**The task**
Retype the material that follows, keeping every word as it is.

**Collection entries**

** BEGIN **

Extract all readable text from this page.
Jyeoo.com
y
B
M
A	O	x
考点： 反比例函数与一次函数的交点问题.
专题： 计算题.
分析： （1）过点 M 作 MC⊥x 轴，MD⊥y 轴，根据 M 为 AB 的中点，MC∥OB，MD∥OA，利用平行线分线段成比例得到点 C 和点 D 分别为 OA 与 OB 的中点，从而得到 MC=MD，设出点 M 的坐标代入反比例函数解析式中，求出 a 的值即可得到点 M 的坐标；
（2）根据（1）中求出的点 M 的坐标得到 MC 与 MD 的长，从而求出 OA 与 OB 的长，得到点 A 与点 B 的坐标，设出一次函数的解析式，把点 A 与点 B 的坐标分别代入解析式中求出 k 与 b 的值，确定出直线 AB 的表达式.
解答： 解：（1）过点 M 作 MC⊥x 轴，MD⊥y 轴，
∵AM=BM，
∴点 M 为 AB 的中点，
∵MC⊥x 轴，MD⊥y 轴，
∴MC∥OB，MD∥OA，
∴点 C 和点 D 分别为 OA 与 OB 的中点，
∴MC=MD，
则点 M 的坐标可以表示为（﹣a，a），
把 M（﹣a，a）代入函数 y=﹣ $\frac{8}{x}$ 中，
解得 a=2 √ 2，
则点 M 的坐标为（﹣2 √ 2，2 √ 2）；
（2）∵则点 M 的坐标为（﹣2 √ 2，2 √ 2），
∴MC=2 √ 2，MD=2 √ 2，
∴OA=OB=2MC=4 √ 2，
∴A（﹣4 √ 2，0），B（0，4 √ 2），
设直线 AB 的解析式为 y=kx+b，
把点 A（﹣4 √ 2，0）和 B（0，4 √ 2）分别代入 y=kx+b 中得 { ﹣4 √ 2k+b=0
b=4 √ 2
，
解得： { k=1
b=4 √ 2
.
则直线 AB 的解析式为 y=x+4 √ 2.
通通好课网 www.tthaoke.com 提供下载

** END **

**Answer**
Extract all readable text from this page.
Jyeoo.com
y
B
M
A	O	x
考点： 反比例函数与一次函数的交点问题.
专题： 计算题.
分析： （1）过点 M 作 MC⊥x 轴，MD⊥y 轴，根据 M 为 AB 的中点，MC∥OB，MD∥OA，利用平行线分线段成比例得到点 C 和点 D 分别为 OA 与 OB 的中点，从而得到 MC=MD，设出点 M 的坐标代入反比例函数解析式中，求出 a 的值即可得到点 M 的坐标；
（2）根据（1）中求出的点 M 的坐标得到 MC 与 MD 的长，从而求出 OA 与 OB 的长，得到点 A 与点 B 的坐标，设出一次函数的解析式，把点 A 与点 B 的坐标分别代入解析式中求出 k 与 b 的值，确定出直线 AB 的表达式.
解答： 解：（1）过点 M 作 MC⊥x 轴，MD⊥y 轴，
∵AM=BM，
∴点 M 为 AB 的中点，
∵MC⊥x 轴，MD⊥y 轴，
∴MC∥OB，MD∥OA，
∴点 C 和点 D 分别为 OA 与 OB 的中点，
∴MC=MD，
则点 M 的坐标可以表示为（﹣a，a），
把 M（﹣a，a）代入函数 y=﹣ $\frac{8}{x}$ 中，
解得 a=2 √ 2，
则点 M 的坐标为（﹣2 √ 2，2 √ 2）；
（2）∵则点 M 的坐标为（﹣2 √ 2，2 √ 2），
∴MC=2 √ 2，MD=2 √ 2，
∴OA=OB=2MC=4 √ 2，
∴A（﹣4 √ 2，0），B（0，4 √ 2），
设直线 AB 的解析式为 y=kx+b，
把点 A（﹣4 √ 2，0）和 B（0，4 √ 2）分别代入 y=kx+b 中得 { ﹣4 √ 2k+b=0
b=4 √ 2
，
解得： { k=1
b=4 √ 2
.
则直线 AB 的解析式为 y=x+4 √ 2.
通通好课网 www.tthaoke.com 提供下载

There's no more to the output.